§ **Direction**: Identify all lines below that hold "content" and collect them.

>> Start Available data

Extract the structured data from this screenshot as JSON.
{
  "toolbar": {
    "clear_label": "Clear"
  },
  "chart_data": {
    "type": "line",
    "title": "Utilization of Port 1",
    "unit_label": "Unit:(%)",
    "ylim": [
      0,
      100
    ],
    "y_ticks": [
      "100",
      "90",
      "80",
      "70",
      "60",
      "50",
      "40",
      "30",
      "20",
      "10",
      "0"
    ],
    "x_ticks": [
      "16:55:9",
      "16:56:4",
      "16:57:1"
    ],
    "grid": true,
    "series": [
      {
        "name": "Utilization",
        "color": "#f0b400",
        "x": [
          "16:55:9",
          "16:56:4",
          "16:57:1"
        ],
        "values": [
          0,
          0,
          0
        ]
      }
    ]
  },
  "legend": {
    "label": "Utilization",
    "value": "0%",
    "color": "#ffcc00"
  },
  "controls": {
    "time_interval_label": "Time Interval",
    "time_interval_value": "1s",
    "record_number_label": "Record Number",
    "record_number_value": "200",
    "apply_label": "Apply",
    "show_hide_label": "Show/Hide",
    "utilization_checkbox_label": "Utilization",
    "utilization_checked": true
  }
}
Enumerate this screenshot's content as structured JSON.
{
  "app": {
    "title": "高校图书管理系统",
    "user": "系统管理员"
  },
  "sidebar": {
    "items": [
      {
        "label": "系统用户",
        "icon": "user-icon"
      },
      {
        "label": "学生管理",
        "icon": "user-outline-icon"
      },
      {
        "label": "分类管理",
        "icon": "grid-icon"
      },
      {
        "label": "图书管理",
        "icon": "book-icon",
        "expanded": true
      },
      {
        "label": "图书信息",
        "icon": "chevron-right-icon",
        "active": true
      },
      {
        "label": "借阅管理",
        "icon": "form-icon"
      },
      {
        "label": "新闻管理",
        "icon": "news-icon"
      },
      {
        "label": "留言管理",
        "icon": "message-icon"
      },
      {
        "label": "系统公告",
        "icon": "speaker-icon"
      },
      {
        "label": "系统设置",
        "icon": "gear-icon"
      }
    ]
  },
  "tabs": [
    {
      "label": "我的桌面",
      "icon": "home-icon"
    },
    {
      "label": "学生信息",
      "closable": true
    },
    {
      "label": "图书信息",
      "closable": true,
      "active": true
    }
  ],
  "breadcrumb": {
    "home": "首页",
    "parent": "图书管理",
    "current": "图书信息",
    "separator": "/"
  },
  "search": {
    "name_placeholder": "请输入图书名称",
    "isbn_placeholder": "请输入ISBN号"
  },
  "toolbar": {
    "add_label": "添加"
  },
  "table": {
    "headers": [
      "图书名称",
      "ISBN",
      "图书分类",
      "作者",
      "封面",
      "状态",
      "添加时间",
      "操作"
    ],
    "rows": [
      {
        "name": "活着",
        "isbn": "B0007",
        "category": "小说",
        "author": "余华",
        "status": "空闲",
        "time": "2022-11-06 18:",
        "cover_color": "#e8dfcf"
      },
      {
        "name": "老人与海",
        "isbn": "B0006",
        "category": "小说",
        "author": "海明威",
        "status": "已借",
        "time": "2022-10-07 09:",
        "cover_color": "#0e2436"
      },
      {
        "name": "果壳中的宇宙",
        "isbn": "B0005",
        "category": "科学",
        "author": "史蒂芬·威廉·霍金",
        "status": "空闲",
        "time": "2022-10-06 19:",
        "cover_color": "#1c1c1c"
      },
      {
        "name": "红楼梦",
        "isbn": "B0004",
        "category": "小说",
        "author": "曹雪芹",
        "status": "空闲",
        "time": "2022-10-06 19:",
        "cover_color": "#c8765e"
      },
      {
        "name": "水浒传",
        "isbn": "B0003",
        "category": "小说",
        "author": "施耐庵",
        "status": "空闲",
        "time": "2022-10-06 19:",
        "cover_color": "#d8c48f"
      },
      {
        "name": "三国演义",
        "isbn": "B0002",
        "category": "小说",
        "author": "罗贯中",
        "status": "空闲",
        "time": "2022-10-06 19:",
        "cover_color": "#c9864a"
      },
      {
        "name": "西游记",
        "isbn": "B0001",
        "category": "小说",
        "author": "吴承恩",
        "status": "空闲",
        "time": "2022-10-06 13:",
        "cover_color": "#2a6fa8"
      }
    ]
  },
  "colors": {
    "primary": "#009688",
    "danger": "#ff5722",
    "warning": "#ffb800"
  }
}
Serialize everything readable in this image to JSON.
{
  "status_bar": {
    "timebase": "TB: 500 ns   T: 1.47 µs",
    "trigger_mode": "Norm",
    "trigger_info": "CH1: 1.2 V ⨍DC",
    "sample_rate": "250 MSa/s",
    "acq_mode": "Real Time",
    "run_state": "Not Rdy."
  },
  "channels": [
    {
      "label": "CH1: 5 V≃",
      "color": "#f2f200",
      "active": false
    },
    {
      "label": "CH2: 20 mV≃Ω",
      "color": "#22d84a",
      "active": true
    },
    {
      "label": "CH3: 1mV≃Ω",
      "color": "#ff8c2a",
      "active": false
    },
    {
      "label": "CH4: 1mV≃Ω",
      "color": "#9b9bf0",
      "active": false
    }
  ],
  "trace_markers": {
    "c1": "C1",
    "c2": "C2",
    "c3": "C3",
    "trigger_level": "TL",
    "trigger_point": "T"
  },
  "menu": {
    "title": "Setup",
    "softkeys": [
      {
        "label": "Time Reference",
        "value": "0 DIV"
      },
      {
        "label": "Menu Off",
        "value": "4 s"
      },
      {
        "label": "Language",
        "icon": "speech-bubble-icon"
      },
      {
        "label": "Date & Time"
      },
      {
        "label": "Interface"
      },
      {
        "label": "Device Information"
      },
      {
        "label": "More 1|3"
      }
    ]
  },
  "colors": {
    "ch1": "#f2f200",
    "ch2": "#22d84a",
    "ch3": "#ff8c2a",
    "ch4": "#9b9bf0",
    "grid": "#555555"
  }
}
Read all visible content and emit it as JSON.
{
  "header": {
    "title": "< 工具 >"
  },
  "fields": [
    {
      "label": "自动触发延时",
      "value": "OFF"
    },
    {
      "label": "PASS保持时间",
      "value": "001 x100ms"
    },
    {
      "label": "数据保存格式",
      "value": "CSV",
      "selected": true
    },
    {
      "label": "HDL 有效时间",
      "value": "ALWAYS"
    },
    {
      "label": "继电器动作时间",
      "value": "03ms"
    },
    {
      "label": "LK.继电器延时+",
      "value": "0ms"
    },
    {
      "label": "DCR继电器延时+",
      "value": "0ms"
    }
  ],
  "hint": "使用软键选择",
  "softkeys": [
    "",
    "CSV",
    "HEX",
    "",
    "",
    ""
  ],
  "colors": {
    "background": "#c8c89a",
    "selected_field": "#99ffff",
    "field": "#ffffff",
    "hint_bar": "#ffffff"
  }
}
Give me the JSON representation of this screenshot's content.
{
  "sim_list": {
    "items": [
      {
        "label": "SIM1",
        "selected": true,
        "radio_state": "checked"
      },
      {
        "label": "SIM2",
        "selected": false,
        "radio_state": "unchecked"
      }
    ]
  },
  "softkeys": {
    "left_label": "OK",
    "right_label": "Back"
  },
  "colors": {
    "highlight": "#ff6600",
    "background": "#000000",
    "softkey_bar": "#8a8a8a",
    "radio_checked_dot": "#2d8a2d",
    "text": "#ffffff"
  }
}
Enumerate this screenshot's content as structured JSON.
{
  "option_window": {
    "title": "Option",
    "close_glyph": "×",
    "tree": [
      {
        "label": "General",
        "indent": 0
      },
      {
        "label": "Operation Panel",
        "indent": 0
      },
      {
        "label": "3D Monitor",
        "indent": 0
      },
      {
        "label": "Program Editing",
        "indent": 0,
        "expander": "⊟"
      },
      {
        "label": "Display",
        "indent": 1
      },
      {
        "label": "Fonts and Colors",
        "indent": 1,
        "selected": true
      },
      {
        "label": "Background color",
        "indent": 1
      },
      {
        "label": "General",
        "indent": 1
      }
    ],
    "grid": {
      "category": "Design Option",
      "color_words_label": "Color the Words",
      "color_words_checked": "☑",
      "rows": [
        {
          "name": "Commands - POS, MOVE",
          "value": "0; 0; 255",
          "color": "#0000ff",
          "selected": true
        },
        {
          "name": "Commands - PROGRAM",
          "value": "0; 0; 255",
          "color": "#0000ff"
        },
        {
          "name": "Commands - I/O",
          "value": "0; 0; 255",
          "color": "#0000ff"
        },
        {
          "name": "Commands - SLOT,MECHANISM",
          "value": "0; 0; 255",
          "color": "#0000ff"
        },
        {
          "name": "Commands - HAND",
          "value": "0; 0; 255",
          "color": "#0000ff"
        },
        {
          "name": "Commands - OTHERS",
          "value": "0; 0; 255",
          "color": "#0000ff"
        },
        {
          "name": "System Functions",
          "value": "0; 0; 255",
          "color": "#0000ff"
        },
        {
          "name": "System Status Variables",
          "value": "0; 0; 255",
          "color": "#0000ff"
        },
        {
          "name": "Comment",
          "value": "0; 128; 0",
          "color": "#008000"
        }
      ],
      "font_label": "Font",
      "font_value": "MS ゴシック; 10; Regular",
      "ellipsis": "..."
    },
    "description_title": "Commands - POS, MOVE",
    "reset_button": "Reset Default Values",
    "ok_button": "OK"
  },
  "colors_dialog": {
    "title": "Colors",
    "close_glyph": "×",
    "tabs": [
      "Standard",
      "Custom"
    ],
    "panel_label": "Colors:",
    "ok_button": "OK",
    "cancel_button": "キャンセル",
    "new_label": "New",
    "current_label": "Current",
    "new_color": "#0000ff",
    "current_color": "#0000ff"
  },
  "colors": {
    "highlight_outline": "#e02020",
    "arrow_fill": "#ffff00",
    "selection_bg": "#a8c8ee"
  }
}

>> End Available data

§ **Solution to the problem**:
Enumerate this screenshot's content as structured JSON.
Read all visible content and emit it as JSON.
Give me the JSON representation of this screenshot's content.
Enumerate this screenshot's content as structured JSON.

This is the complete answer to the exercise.